Effect of Interactions of Planting Date, Amounts of Nitrogen and Plant Density on Some Steckling Characteristics and Sugar Beet (Beta vulgaris) Monogerm Seed Quantitative and Qualitative Traits

Document Type : Research Paper

Authors

1 Associate Professor, Department of Agronomy, Faculty of Agriculture, Islamic Azad University, Takestan Branch, Takestan, Iran

2 Instructor, Department of Agriculture, Payame Noor University (PNU), Tehran, Iran

3 Associate Professor, Department of , Sugar Beet Seed Institute (SBSI), Agricultural Research, Education and Extension Organization, Karaj, Iran

4 PhD Graduated, Department of Agronomy, Faculty of Agriculture, Islamic Azad University, Takestan Branch, Takestan, Iran

Abstract

Abstract
To study some steckling characteristics and quantitative and qualitative traits of sugar beet monogerm (Cv. Pars) seed under the influence of planting date, nitrogen amounts and density an experiment was conducted as split factorial based on RCBD with four replications at sugar beet elite seed research station of Firouzkooh during two years (2012-2013). Planting date at levels of 1 and 21 July and 10 August were assigned to main plots and density at levels of 10, 20, 30 and 40 plants per square meter and nitrogen levels including 25% less than optimum, optimum and 25% higher than optimum in a factorial arrangement were assigned to sub-plots. Increasing the density at different planting dates decreased steckling weight and increasing nitrogen consumption at different planting dates increased the average weight of stecklings. In the second year of trial stored and vernalized stecklings were evaluated for the traits of the quantitative and qualitative traits of seed in RCBD with four replications To achieve the greatest steckling yield (12.24 tons per hectare), planting 40 plants per square meter on july 1st and nitrogen consumption at 25% higher than optimum also to reach the highest crude seed yield (122.31 grams per plant) and marketable seed yield (43.74 grams per plant), seed bearing plants obtained from stecklings of planting date of 1 July × plant density of 10 plants per square meter × optimum nitrogen consumption and planting date of 1 July × plant density of 40 plants per square meter× nitrogen consumption at 25% less than optimum respectively are recommended for semi-arid and cold regions such as Firouzkooh and similar regions in terms of climate.

### Dataset records
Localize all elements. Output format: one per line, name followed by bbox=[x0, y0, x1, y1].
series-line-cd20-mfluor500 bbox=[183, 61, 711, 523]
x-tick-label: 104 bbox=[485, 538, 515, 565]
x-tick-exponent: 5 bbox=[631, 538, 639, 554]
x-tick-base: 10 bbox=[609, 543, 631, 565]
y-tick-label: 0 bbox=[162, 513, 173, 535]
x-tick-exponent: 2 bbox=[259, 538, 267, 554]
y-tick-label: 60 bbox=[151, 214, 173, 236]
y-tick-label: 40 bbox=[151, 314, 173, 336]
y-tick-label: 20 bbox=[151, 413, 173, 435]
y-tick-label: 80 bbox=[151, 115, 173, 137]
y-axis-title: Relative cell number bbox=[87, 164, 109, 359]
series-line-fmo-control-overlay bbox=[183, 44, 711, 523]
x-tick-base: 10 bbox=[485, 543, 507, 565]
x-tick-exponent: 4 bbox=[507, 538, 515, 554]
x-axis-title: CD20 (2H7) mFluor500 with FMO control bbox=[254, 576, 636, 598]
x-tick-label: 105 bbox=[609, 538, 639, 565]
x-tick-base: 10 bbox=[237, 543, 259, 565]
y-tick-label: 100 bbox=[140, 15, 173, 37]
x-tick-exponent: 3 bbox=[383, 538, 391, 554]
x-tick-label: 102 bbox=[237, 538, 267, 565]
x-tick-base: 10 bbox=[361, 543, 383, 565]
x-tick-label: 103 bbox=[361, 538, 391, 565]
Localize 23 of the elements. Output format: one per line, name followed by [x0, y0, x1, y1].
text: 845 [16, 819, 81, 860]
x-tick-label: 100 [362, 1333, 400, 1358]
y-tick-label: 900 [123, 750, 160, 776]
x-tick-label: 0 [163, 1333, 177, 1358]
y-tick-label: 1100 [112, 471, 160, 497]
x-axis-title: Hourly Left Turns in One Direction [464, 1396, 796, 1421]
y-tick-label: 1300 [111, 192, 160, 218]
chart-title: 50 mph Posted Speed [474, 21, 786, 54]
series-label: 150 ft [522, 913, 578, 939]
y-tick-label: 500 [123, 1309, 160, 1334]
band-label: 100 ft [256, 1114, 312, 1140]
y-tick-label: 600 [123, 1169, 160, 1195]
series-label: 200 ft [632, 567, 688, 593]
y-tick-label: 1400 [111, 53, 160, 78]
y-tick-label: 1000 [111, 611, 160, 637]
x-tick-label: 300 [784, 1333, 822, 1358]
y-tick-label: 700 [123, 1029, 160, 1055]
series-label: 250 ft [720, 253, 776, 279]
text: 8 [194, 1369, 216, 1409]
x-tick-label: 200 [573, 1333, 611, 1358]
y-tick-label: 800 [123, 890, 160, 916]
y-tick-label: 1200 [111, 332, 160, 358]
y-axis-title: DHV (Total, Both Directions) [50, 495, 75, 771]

### Questions to answer
A. Answer these questions from the sugar beet seed study:
(i) In the author affiliations, which organization and city is the Sugar Beet Seed Institute (SBSI) listed under?
(ii) At which station was the experiment conducted?
(iii) What steckling yield, in tons per hectare, is given as the greatest achieved?
B. Continue the sugar beet seed study, starting after its last sentence.

### Task-by-task outputs
A.
(i) The Agricultural Research, Education and Extension Organization, Karaj.
(ii) The sugar beet elite seed research station of Firouzkooh.
(iii) 12.24 tons per hectare.

B.
Introduction
The development of mechanization and cultivation of monogerm seeds in the beet growing areas in Iran has increased the importance of producing high quality seeds. The production of sugar beet seeds in Firouzkooh region is done in an indirect way, that is, the transfer of stecklings is done in two years. Nitrogen is necessary to arouse growth in the early stages of growing (steckling production) and increases seed yield also increases seed germination percentage. Generally, increasing the weight of stecklings and reducing density, accelerates ripening, makes the seeds larger and increases the seed viability. Reducing plant density causes an increase in plant biomass, rather than increasing the seed yield, and accordingly, to improve economic benefit from environmental factors, dense planting of small stecklings is better than thin planting of their large types. Also, early planting increases leaf area index and consequently increases dry weight and root yield. Therefore, the purpose of this research was to determine the most suitable seed planting date, plant density and management of nitrogen consumption, to produce the most stecklings with appropriate weight also to determine how the steckling size and agronomic management of steckling production affect the quantity and quality of the seed was produced.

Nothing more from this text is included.